━━ EXTRACTED INFORMATION ━━

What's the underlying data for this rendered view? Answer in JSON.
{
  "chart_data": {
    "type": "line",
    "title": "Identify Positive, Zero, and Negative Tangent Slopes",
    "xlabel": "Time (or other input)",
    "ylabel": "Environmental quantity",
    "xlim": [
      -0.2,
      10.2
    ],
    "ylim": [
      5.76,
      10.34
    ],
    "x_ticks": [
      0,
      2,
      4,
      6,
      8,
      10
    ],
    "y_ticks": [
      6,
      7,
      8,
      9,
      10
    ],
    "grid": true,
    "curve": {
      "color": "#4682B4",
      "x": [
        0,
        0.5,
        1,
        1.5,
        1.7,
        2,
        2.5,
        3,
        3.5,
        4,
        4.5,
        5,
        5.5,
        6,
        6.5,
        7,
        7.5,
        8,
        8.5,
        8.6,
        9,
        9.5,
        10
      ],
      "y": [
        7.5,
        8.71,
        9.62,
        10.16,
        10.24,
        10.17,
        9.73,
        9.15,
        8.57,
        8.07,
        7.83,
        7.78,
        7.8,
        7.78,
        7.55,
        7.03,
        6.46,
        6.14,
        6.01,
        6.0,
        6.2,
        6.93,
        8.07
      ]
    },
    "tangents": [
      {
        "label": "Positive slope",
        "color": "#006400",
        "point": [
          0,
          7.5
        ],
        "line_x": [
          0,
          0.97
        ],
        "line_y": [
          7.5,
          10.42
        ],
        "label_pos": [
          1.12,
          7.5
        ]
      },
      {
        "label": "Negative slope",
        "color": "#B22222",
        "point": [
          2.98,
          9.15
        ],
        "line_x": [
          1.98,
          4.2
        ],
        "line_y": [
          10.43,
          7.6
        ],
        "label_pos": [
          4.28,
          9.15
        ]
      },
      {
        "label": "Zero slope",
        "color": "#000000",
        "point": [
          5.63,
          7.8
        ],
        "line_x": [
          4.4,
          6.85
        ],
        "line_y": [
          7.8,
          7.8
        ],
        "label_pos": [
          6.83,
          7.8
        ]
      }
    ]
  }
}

━━━

### EXERCISE AIM
Write out the data again, exactly and in full.

### FINAL ANSWER
What's the underlying data for this rendered view? Answer in JSON.
{
  "chart_data": {
    "type": "line",
    "title": "Identify Positive, Zero, and Negative Tangent Slopes",
    "xlabel": "Time (or other input)",
    "ylabel": "Environmental quantity",
    "xlim": [
      -0.2,
      10.2
    ],
    "ylim": [
      5.76,
      10.34
    ],
    "x_ticks": [
      0,
      2,
      4,
      6,
      8,
      10
    ],
    "y_ticks": [
      6,
      7,
      8,
      9,
      10
    ],
    "grid": true,
    "curve": {
      "color": "#4682B4",
      "x": [
        0,
        0.5,
        1,
        1.5,
        1.7,
        2,
        2.5,
        3,
        3.5,
        4,
        4.5,
        5,
        5.5,
        6,
        6.5,
        7,
        7.5,
        8,
        8.5,
        8.6,
        9,
        9.5,
        10
      ],
      "y": [
        7.5,
        8.71,
        9.62,
        10.16,
        10.24,
        10.17,
        9.73,
        9.15,
        8.57,
        8.07,
        7.83,
        7.78,
        7.8,
        7.78,
        7.55,
        7.03,
        6.46,
        6.14,
        6.01,
        6.0,
        6.2,
        6.93,
        8.07
      ]
    },
    "tangents": [
      {
        "label": "Positive slope",
        "color": "#006400",
        "point": [
          0,
          7.5
        ],
        "line_x": [
          0,
          0.97
        ],
        "line_y": [
          7.5,
          10.42
        ],
        "label_pos": [
          1.12,
          7.5
        ]
      },
      {
        "label": "Negative slope",
        "color": "#B22222",
        "point": [
          2.98,
          9.15
        ],
        "line_x": [
          1.98,
          4.2
        ],
        "line_y": [
          10.43,
          7.6
        ],
        "label_pos": [
          4.28,
          9.15
        ]
      },
      {
        "label": "Zero slope",
        "color": "#000000",
        "point": [
          5.63,
          7.8
        ],
        "line_x": [
          4.4,
          6.85
        ],
        "line_y": [
          7.8,
          7.8
        ],
        "label_pos": [
          6.83,
          7.8
        ]
      }
    ]
  }
}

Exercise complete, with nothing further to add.